Given exercise -
In the material below, the lines containing the word "text" are required; copy each of them.

— start —

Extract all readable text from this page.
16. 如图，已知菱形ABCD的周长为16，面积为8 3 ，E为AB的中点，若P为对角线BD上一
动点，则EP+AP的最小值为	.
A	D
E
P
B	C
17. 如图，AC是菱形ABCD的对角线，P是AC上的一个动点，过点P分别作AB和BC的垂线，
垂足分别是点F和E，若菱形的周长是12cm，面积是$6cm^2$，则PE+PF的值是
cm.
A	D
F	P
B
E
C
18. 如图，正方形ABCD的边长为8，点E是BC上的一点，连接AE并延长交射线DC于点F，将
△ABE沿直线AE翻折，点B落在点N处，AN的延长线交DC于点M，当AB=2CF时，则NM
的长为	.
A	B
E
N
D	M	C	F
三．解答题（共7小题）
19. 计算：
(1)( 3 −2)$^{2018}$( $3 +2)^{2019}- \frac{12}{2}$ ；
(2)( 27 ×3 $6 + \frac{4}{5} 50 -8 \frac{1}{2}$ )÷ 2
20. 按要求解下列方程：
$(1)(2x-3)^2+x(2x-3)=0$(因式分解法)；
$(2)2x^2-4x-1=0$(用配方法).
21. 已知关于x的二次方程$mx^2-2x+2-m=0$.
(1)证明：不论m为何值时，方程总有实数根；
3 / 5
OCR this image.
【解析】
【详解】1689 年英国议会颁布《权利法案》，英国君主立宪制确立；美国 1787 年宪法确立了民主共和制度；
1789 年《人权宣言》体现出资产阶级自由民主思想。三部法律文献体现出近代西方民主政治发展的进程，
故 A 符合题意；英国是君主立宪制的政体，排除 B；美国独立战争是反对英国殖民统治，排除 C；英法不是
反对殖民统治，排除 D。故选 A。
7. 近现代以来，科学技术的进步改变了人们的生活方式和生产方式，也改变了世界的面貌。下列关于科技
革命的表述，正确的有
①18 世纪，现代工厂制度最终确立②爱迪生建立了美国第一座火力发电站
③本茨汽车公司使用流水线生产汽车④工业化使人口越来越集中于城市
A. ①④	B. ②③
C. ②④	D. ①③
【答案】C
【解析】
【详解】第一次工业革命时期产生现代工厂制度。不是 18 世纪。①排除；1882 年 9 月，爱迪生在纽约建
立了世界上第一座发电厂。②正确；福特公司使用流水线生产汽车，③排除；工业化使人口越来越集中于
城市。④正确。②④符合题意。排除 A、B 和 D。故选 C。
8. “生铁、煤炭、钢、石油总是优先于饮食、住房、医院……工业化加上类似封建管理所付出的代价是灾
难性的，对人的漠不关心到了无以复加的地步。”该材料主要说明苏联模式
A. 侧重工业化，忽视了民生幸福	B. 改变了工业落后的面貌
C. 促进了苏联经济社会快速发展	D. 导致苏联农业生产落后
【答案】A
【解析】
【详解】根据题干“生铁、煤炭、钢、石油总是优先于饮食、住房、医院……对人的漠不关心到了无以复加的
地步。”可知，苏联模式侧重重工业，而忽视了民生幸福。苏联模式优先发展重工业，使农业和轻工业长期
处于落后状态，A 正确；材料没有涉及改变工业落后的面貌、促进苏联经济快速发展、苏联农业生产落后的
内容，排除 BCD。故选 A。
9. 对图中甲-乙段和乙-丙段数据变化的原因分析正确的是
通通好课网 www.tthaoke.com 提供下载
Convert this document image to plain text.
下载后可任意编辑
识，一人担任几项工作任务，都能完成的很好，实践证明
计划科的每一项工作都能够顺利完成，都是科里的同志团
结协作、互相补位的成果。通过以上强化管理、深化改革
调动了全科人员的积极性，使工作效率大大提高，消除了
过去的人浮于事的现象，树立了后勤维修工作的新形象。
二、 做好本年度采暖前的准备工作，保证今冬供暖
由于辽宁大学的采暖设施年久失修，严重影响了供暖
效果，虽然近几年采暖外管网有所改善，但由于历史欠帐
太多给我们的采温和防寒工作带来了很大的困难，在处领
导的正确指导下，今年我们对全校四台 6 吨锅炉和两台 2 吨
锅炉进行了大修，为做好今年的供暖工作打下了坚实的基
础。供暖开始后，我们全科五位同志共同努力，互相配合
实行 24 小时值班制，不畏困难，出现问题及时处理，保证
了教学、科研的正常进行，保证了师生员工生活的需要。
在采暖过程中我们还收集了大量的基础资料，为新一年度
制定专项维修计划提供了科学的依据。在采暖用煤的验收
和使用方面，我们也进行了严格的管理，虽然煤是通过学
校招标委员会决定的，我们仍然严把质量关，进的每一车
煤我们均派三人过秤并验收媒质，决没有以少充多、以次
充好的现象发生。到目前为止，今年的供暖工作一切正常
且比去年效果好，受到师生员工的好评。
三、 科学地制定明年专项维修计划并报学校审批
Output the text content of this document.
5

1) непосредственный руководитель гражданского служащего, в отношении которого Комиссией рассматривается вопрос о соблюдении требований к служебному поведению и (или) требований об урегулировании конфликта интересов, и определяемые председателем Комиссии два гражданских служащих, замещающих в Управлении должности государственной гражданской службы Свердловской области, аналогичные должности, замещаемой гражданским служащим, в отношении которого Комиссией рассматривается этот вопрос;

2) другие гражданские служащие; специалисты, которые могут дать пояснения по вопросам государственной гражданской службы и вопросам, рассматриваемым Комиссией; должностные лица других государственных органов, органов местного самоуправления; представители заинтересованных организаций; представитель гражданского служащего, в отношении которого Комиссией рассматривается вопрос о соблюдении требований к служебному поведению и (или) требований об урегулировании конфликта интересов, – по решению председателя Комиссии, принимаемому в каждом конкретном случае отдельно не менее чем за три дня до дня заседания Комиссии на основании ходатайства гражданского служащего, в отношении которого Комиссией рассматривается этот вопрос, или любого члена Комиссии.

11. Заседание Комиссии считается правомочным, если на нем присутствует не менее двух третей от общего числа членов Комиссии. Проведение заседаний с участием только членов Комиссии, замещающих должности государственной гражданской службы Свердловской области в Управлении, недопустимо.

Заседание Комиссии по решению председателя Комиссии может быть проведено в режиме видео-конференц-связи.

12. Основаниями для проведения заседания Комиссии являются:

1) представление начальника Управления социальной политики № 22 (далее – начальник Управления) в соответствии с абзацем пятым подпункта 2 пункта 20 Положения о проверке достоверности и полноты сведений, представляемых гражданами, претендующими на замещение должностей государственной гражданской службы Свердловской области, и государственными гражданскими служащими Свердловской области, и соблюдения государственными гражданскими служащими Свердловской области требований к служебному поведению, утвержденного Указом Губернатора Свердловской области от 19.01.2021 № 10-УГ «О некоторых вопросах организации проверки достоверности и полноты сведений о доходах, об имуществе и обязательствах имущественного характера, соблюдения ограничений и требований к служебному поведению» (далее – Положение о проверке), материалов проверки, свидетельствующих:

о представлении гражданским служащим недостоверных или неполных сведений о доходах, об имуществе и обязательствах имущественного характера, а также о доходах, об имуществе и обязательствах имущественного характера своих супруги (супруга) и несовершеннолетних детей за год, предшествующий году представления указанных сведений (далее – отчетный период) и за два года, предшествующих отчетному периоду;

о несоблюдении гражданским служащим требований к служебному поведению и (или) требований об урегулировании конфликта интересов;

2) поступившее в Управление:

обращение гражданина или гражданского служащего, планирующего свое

— end —

Reply -
Extract all readable text from this page.
Convert this document image to plain text.
Output the text content of this document.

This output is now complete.